Rows from a dataset:
<<<<
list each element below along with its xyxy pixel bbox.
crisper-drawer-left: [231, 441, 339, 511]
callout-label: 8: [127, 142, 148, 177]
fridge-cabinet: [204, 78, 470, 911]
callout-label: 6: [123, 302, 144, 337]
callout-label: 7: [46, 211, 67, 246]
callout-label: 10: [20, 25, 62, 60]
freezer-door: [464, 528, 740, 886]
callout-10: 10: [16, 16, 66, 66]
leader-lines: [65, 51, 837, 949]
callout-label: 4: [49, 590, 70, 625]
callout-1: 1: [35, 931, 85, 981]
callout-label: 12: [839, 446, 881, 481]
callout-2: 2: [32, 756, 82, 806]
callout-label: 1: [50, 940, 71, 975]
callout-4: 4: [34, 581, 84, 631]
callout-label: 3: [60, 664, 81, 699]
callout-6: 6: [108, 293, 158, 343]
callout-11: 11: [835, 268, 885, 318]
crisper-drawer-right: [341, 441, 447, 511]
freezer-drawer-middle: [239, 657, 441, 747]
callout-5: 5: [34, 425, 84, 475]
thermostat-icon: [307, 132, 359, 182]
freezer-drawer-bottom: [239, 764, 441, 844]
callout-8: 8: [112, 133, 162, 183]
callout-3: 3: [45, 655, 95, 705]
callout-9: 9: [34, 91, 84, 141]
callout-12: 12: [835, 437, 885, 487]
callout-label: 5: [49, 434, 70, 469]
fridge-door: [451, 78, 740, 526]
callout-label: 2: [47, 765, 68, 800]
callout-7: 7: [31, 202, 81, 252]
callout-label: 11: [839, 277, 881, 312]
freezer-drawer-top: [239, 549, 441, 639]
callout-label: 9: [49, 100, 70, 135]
>>>>
▶ _What is needed_
Reproduce the listing from its first line through the line containing "callout-label: 10: [20, 25, 62, 60]", renaming "fridge-cabinet" to "refrigerator-body" and keeping everything else identical.

▶ _Expected answer_
list each element below along with its xyxy pixel bbox.
crisper-drawer-left: [231, 441, 339, 511]
callout-label: 8: [127, 142, 148, 177]
refrigerator-body: [204, 78, 470, 911]
callout-label: 6: [123, 302, 144, 337]
callout-label: 7: [46, 211, 67, 246]
callout-label: 10: [20, 25, 62, 60]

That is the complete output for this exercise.